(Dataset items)
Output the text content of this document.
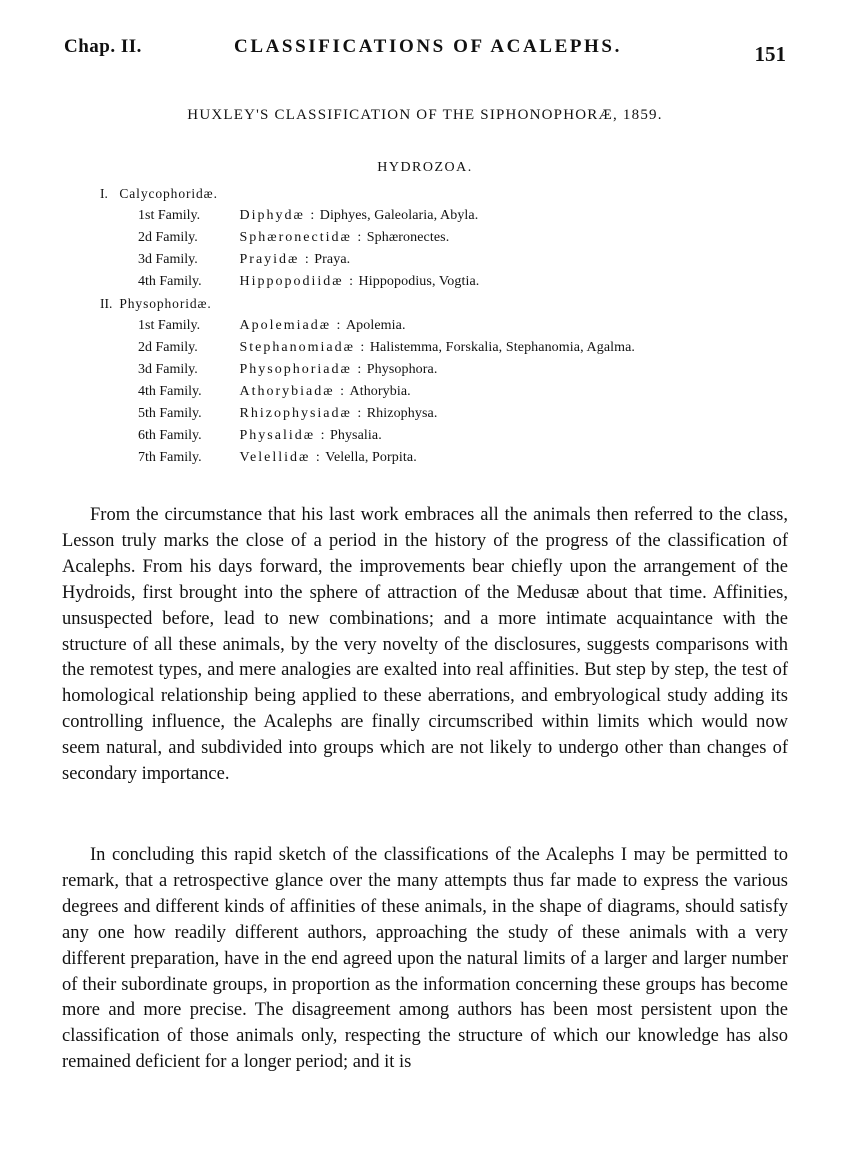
Chap. II.	CLASSIFICATIONS OF ACALEPHS.	151
HUXLEY'S CLASSIFICATION OF THE SIPHONOPHORÆ, 1859.
HYDROZOA.
I. Calycophoridæ.
1st Family.	Diphydæ : Diphyes, Galeolaria, Abyla.
2d Family.	Sphæronectidæ : Sphæronectes.
3d Family.	Prayidæ : Praya.
4th Family.	Hippopodiidæ : Hippopodius, Vogtia.
II. Physophoridæ.
1st Family.	Apolemiadæ : Apolemia.
2d Family.	Stephanomiadæ : Halistemma, Forskalia, Stephanomia, Agalma.
3d Family.	Physophoriadæ : Physophora.
4th Family.	Athorybiadæ : Athorybia.
5th Family.	Rhizophysiadæ : Rhizophysa.
6th Family.	Physalidæ : Physalia.
7th Family.	Velellidæ : Velella, Porpita.

From the circumstance that his last work embraces all the animals then referred to the class, Lesson truly marks the close of a period in the history of the progress of the classification of Acalephs. From his days forward, the improvements bear chiefly upon the arrangement of the Hydroids, first brought into the sphere of attraction of the Medusæ about that time. Affinities, unsuspected before, lead to new combinations; and a more intimate acquaintance with the structure of all these animals, by the very novelty of the disclosures, suggests comparisons with the remotest types, and mere analogies are exalted into real affinities. But step by step, the test of homological relationship being applied to these aberrations, and embryological study adding its controlling influence, the Acalephs are finally circumscribed within limits which would now seem natural, and subdivided into groups which are not likely to undergo other than changes of secondary importance.

In concluding this rapid sketch of the classifications of the Acalephs I may be permitted to remark, that a retrospective glance over the many attempts thus far made to express the various degrees and different kinds of affinities of these animals, in the shape of diagrams, should satisfy any one how readily different authors, approaching the study of these animals with a very different preparation, have in the end agreed upon the natural limits of a larger and larger number of their subordinate groups, in proportion as the information concerning these groups has become more and more precise. The disagreement among authors has been most persistent upon the classification of those animals only, respecting the structure of which our knowledge has also remained deficient for a longer period; and it is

• GIVEN REQUEST: Where a line in the material above holds "Family", copy that line.

• SOLUTION FOR THIS EXERCISE:
1st Family.	Diphydæ : Diphyes, Galeolaria, Abyla.
2d Family.	Sphæronectidæ : Sphæronectes.
3d Family.	Prayidæ : Praya.
4th Family.	Hippopodiidæ : Hippopodius, Vogtia.
1st Family.	Apolemiadæ : Apolemia.
2d Family.	Stephanomiadæ : Halistemma, Forskalia, Stephanomia, Agalma.
3d Family.	Physophoriadæ : Physophora.
4th Family.	Athorybiadæ : Athorybia.
5th Family.	Rhizophysiadæ : Rhizophysa.
6th Family.	Physalidæ : Physalia.
7th Family.	Velellidæ : Velella, Porpita.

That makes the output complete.